▸ Data for this exercise
----

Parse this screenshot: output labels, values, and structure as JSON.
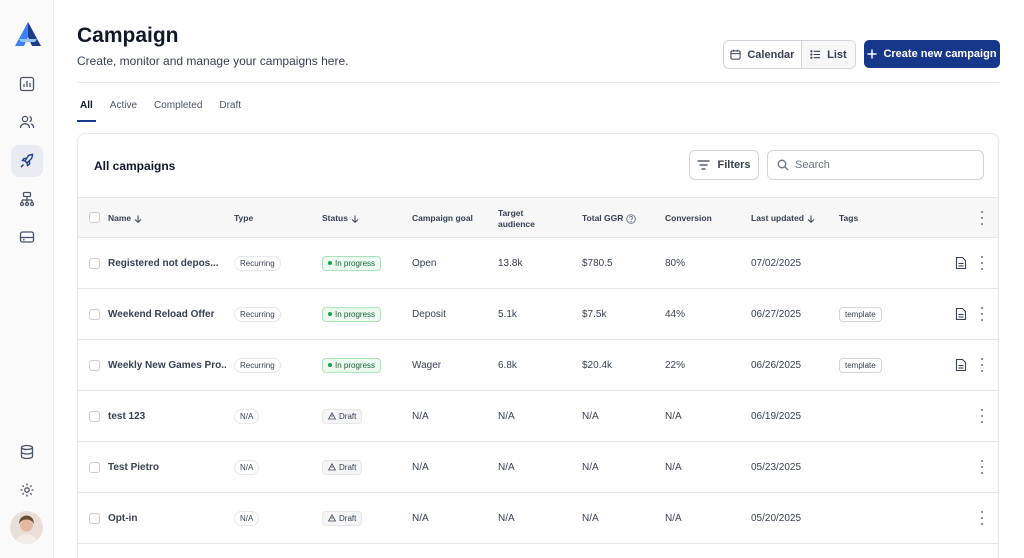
{
  "sidebar": {
    "logo": "brand-logo",
    "nav_items": [
      "chart-icon",
      "users-icon",
      "rocket-icon",
      "sitemap-icon",
      "inbox-icon"
    ],
    "bottom_items": [
      "database-icon",
      "gear-icon"
    ],
    "active_item": "rocket-icon"
  },
  "header": {
    "title": "Campaign",
    "subtitle": "Create, monitor and manage your campaigns here.",
    "view_calendar": "Calendar",
    "view_list": "List",
    "create_button": "Create new campaign"
  },
  "tabs": [
    "All",
    "Active",
    "Completed",
    "Draft"
  ],
  "active_tab": "All",
  "card": {
    "title": "All campaigns",
    "filters_label": "Filters",
    "search_placeholder": "Search"
  },
  "columns": {
    "name": "Name",
    "type": "Type",
    "status": "Status",
    "goal": "Campaign goal",
    "target_line1": "Target",
    "target_line2": "audience",
    "ggr": "Total GGR",
    "conversion": "Conversion",
    "updated": "Last updated",
    "tags": "Tags"
  },
  "rows": [
    {
      "name": "Registered not depos...",
      "type": "Recurring",
      "status": "In progress",
      "goal": "Open",
      "target": "13.8k",
      "ggr": "$780.5",
      "conversion": "80%",
      "updated": "07/02/2025",
      "tag": ""
    },
    {
      "name": "Weekend Reload Offer",
      "type": "Recurring",
      "status": "In progress",
      "goal": "Deposit",
      "target": "5.1k",
      "ggr": "$7.5k",
      "conversion": "44%",
      "updated": "06/27/2025",
      "tag": "template"
    },
    {
      "name": "Weekly New Games Pro...",
      "type": "Recurring",
      "status": "In progress",
      "goal": "Wager",
      "target": "6.8k",
      "ggr": "$20.4k",
      "conversion": "22%",
      "updated": "06/26/2025",
      "tag": "template"
    },
    {
      "name": "test 123",
      "type": "N/A",
      "status": "Draft",
      "goal": "N/A",
      "target": "N/A",
      "ggr": "N/A",
      "conversion": "N/A",
      "updated": "06/19/2025",
      "tag": ""
    },
    {
      "name": "Test Pietro",
      "type": "N/A",
      "status": "Draft",
      "goal": "N/A",
      "target": "N/A",
      "ggr": "N/A",
      "conversion": "N/A",
      "updated": "05/23/2025",
      "tag": ""
    },
    {
      "name": "Opt-in",
      "type": "N/A",
      "status": "Draft",
      "goal": "N/A",
      "target": "N/A",
      "ggr": "N/A",
      "conversion": "N/A",
      "updated": "05/20/2025",
      "tag": ""
    }
  ],
  "colors": {
    "primary": "#17378b",
    "success_bg": "#ecfaf0",
    "success_text": "#166534",
    "border": "#e5e7eb"
  }
}
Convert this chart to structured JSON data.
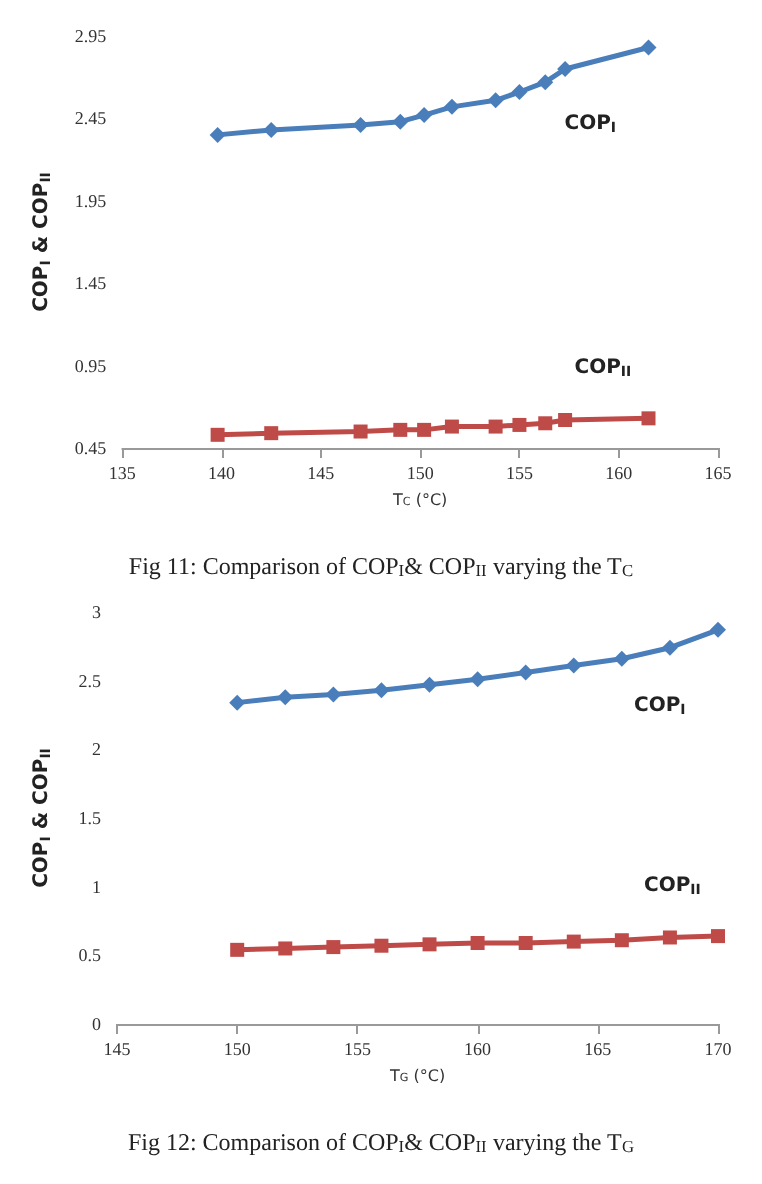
{
  "chart_data": [
    {
      "type": "line",
      "title": "Fig 11: Comparison of COP$_{I}$& COP$_{II}$ varying the T$_{C}$",
      "xlabel": "T$_{C}$ (°C)",
      "ylabel": "COP$_{I}$ & COP$_{II}$",
      "x": [
        139.8,
        142.5,
        147,
        149,
        150.2,
        151.6,
        153.8,
        155,
        156.3,
        157.3,
        161.5
      ],
      "series": [
        {
          "name": "COP$_{I}$",
          "color": "#4a7ebb",
          "marker": "diamond",
          "values": [
            2.35,
            2.38,
            2.41,
            2.43,
            2.47,
            2.52,
            2.56,
            2.61,
            2.67,
            2.75,
            2.88
          ]
        },
        {
          "name": "COP$_{II}$",
          "color": "#be4b48",
          "marker": "square",
          "values": [
            0.53,
            0.54,
            0.55,
            0.56,
            0.56,
            0.58,
            0.58,
            0.59,
            0.6,
            0.62,
            0.63
          ]
        }
      ],
      "xlim": [
        135,
        165
      ],
      "xticks": [
        135,
        140,
        145,
        150,
        155,
        160,
        165
      ],
      "ylim": [
        0.45,
        2.95
      ],
      "yticks": [
        0.45,
        0.95,
        1.45,
        1.95,
        2.45,
        2.95
      ],
      "grid": false,
      "legend": false,
      "line_style": "solid"
    },
    {
      "type": "line",
      "title": "Fig 12: Comparison of COP$_{I}$& COP$_{II}$ varying the T$_{G}$",
      "xlabel": "T$_{G}$ (°C)",
      "ylabel": "COP$_{I}$ & COP$_{II}$",
      "x": [
        150,
        152,
        154,
        156,
        158,
        160,
        162,
        164,
        166,
        168,
        170
      ],
      "series": [
        {
          "name": "COP$_{I}$",
          "color": "#4a7ebb",
          "marker": "diamond",
          "values": [
            2.34,
            2.38,
            2.4,
            2.43,
            2.47,
            2.51,
            2.56,
            2.61,
            2.66,
            2.74,
            2.87
          ]
        },
        {
          "name": "COP$_{II}$",
          "color": "#be4b48",
          "marker": "square",
          "values": [
            0.54,
            0.55,
            0.56,
            0.57,
            0.58,
            0.59,
            0.59,
            0.6,
            0.61,
            0.63,
            0.64
          ]
        }
      ],
      "xlim": [
        145,
        170
      ],
      "xticks": [
        145,
        150,
        155,
        160,
        165,
        170
      ],
      "ylim": [
        0,
        3
      ],
      "yticks": [
        0,
        0.5,
        1,
        1.5,
        2,
        2.5,
        3
      ],
      "grid": false,
      "legend": false,
      "line_style": "solid"
    }
  ]
}
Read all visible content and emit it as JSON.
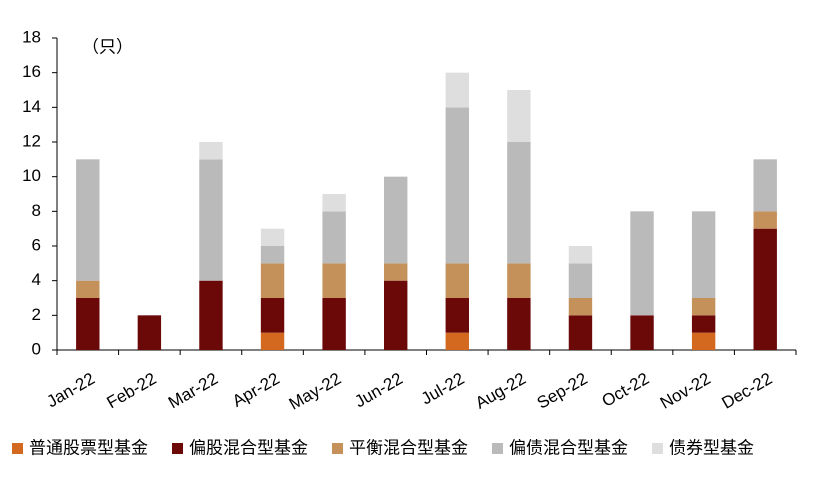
{
  "chart_data": {
    "type": "stacked_bar",
    "unit_label": "（只）",
    "categories": [
      "Jan-22",
      "Feb-22",
      "Mar-22",
      "Apr-22",
      "May-22",
      "Jun-22",
      "Jul-22",
      "Aug-22",
      "Sep-22",
      "Oct-22",
      "Nov-22",
      "Dec-22"
    ],
    "series": [
      {
        "name": "普通股票型基金",
        "color": "#d2691e",
        "values": [
          0,
          0,
          0,
          1,
          0,
          0,
          1,
          0,
          0,
          0,
          1,
          0
        ]
      },
      {
        "name": "偏股混合型基金",
        "color": "#6b0808",
        "values": [
          3,
          2,
          4,
          2,
          3,
          4,
          2,
          3,
          2,
          2,
          1,
          7
        ]
      },
      {
        "name": "平衡混合型基金",
        "color": "#c4915a",
        "values": [
          1,
          0,
          0,
          2,
          2,
          1,
          2,
          2,
          1,
          0,
          1,
          1
        ]
      },
      {
        "name": "偏债混合型基金",
        "color": "#bababa",
        "values": [
          7,
          0,
          7,
          1,
          3,
          5,
          9,
          7,
          2,
          6,
          5,
          3
        ]
      },
      {
        "name": "债券型基金",
        "color": "#dedede",
        "values": [
          0,
          0,
          1,
          1,
          1,
          0,
          2,
          3,
          1,
          0,
          0,
          0
        ]
      }
    ],
    "ylim": [
      0,
      18
    ],
    "yticks": [
      0,
      2,
      4,
      6,
      8,
      10,
      12,
      14,
      16,
      18
    ],
    "grid": false,
    "legend": "bottom"
  }
}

----

▸ What is needed
Every entry must be transcribed exactly. Pictures do not belong in the copy.

▸ Result for this task
Parse this screenshot: output labels, values, and structure as JSON.
{
  "sidebar": {
    "logo": "brand-logo",
    "nav_items": [
      "chart-icon",
      "users-icon",
      "rocket-icon",
      "sitemap-icon",
      "inbox-icon"
    ],
    "bottom_items": [
      "database-icon",
      "gear-icon"
    ],
    "active_item": "rocket-icon"
  },
  "header": {
    "title": "Campaign",
    "subtitle": "Create, monitor and manage your campaigns here.",
    "view_calendar": "Calendar",
    "view_list": "List",
    "create_button": "Create new campaign"
  },
  "tabs": [
    "All",
    "Active",
    "Completed",
    "Draft"
  ],
  "active_tab": "All",
  "card": {
    "title": "All campaigns",
    "filters_label": "Filters",
    "search_placeholder": "Search"
  },
  "columns": {
    "name": "Name",
    "type": "Type",
    "status": "Status",
    "goal": "Campaign goal",
    "target_line1": "Target",
    "target_line2": "audience",
    "ggr": "Total GGR",
    "conversion": "Conversion",
    "updated": "Last updated",
    "tags": "Tags"
  },
  "rows": [
    {
      "name": "Registered not depos...",
      "type": "Recurring",
      "status": "In progress",
      "goal": "Open",
      "target": "13.8k",
      "ggr": "$780.5",
      "conversion": "80%",
      "updated": "07/02/2025",
      "tag": ""
    },
    {
      "name": "Weekend Reload Offer",
      "type": "Recurring",
      "status": "In progress",
      "goal": "Deposit",
      "target": "5.1k",
      "ggr": "$7.5k",
      "conversion": "44%",
      "updated": "06/27/2025",
      "tag": "template"
    },
    {
      "name": "Weekly New Games Pro...",
      "type": "Recurring",
      "status": "In progress",
      "goal": "Wager",
      "target": "6.8k",
      "ggr": "$20.4k",
      "conversion": "22%",
      "updated": "06/26/2025",
      "tag": "template"
    },
    {
      "name": "test 123",
      "type": "N/A",
      "status": "Draft",
      "goal": "N/A",
      "target": "N/A",
      "ggr": "N/A",
      "conversion": "N/A",
      "updated": "06/19/2025",
      "tag": ""
    },
    {
      "name": "Test Pietro",
      "type": "N/A",
      "status": "Draft",
      "goal": "N/A",
      "target": "N/A",
      "ggr": "N/A",
      "conversion": "N/A",
      "updated": "05/23/2025",
      "tag": ""
    },
    {
      "name": "Opt-in",
      "type": "N/A",
      "status": "Draft",
      "goal": "N/A",
      "target": "N/A",
      "ggr": "N/A",
      "conversion": "N/A",
      "updated": "05/20/2025",
      "tag": ""
    }
  ],
  "colors": {
    "primary": "#17378b",
    "success_bg": "#ecfaf0",
    "success_text": "#166534",
    "border": "#e5e7eb"
  }
}
Convert this chart to structured JSON data.
{
  "chart_data": [
    {
      "type": "line",
      "title": "Fig 11: Comparison of COP$_{I}$& COP$_{II}$ varying the T$_{C}$",
      "xlabel": "T$_{C}$ (°C)",
      "ylabel": "COP$_{I}$ & COP$_{II}$",
      "x": [
        139.8,
        142.5,
        147,
        149,
        150.2,
        151.6,
        153.8,
        155,
        156.3,
        157.3,
        161.5
      ],
      "series": [
        {
          "name": "COP$_{I}$",
          "color": "#4a7ebb",
          "marker": "diamond",
          "values": [
            2.35,
            2.38,
            2.41,
            2.43,
            2.47,
            2.52,
            2.56,
            2.61,
            2.67,
            2.75,
            2.88
          ]
        },
        {
          "name": "COP$_{II}$",
          "color": "#be4b48",
          "marker": "square",
          "values": [
            0.53,
            0.54,
            0.55,
            0.56,
            0.56,
            0.58,
            0.58,
            0.59,
            0.6,
            0.62,
            0.63
          ]
        }
      ],
      "xlim": [
        135,
        165
      ],
      "xticks": [
        135,
        140,
        145,
        150,
        155,
        160,
        165
      ],
      "ylim": [
        0.45,
        2.95
      ],
      "yticks": [
        0.45,
        0.95,
        1.45,
        1.95,
        2.45,
        2.95
      ],
      "grid": false,
      "legend": false,
      "line_style": "solid"
    },
    {
      "type": "line",
      "title": "Fig 12: Comparison of COP$_{I}$& COP$_{II}$ varying the T$_{G}$",
      "xlabel": "T$_{G}$ (°C)",
      "ylabel": "COP$_{I}$ & COP$_{II}$",
      "x": [
        150,
        152,
        154,
        156,
        158,
        160,
        162,
        164,
        166,
        168,
        170
      ],
      "series": [
        {
          "name": "COP$_{I}$",
          "color": "#4a7ebb",
          "marker": "diamond",
          "values": [
            2.34,
            2.38,
            2.4,
            2.43,
            2.47,
            2.51,
            2.56,
            2.61,
            2.66,
            2.74,
            2.87
          ]
        },
        {
          "name": "COP$_{II}$",
          "color": "#be4b48",
          "marker": "square",
          "values": [
            0.54,
            0.55,
            0.56,
            0.57,
            0.58,
            0.59,
            0.59,
            0.6,
            0.61,
            0.63,
            0.64
          ]
        }
      ],
      "xlim": [
        145,
        170
      ],
      "xticks": [
        145,
        150,
        155,
        160,
        165,
        170
      ],
      "ylim": [
        0,
        3
      ],
      "yticks": [
        0,
        0.5,
        1,
        1.5,
        2,
        2.5,
        3
      ],
      "grid": false,
      "legend": false,
      "line_style": "solid"
    }
  ]
}
Read all visible content and emit it as JSON.
{
  "chart_data": {
    "type": "stacked_bar",
    "unit_label": "（只）",
    "categories": [
      "Jan-22",
      "Feb-22",
      "Mar-22",
      "Apr-22",
      "May-22",
      "Jun-22",
      "Jul-22",
      "Aug-22",
      "Sep-22",
      "Oct-22",
      "Nov-22",
      "Dec-22"
    ],
    "series": [
      {
        "name": "普通股票型基金",
        "color": "#d2691e",
        "values": [
          0,
          0,
          0,
          1,
          0,
          0,
          1,
          0,
          0,
          0,
          1,
          0
        ]
      },
      {
        "name": "偏股混合型基金",
        "color": "#6b0808",
        "values": [
          3,
          2,
          4,
          2,
          3,
          4,
          2,
          3,
          2,
          2,
          1,
          7
        ]
      },
      {
        "name": "平衡混合型基金",
        "color": "#c4915a",
        "values": [
          1,
          0,
          0,
          2,
          2,
          1,
          2,
          2,
          1,
          0,
          1,
          1
        ]
      },
      {
        "name": "偏债混合型基金",
        "color": "#bababa",
        "values": [
          7,
          0,
          7,
          1,
          3,
          5,
          9,
          7,
          2,
          6,
          5,
          3
        ]
      },
      {
        "name": "债券型基金",
        "color": "#dedede",
        "values": [
          0,
          0,
          1,
          1,
          1,
          0,
          2,
          3,
          1,
          0,
          0,
          0
        ]
      }
    ],
    "ylim": [
      0,
      18
    ],
    "yticks": [
      0,
      2,
      4,
      6,
      8,
      10,
      12,
      14,
      16,
      18
    ],
    "grid": false,
    "legend": "bottom"
  }
}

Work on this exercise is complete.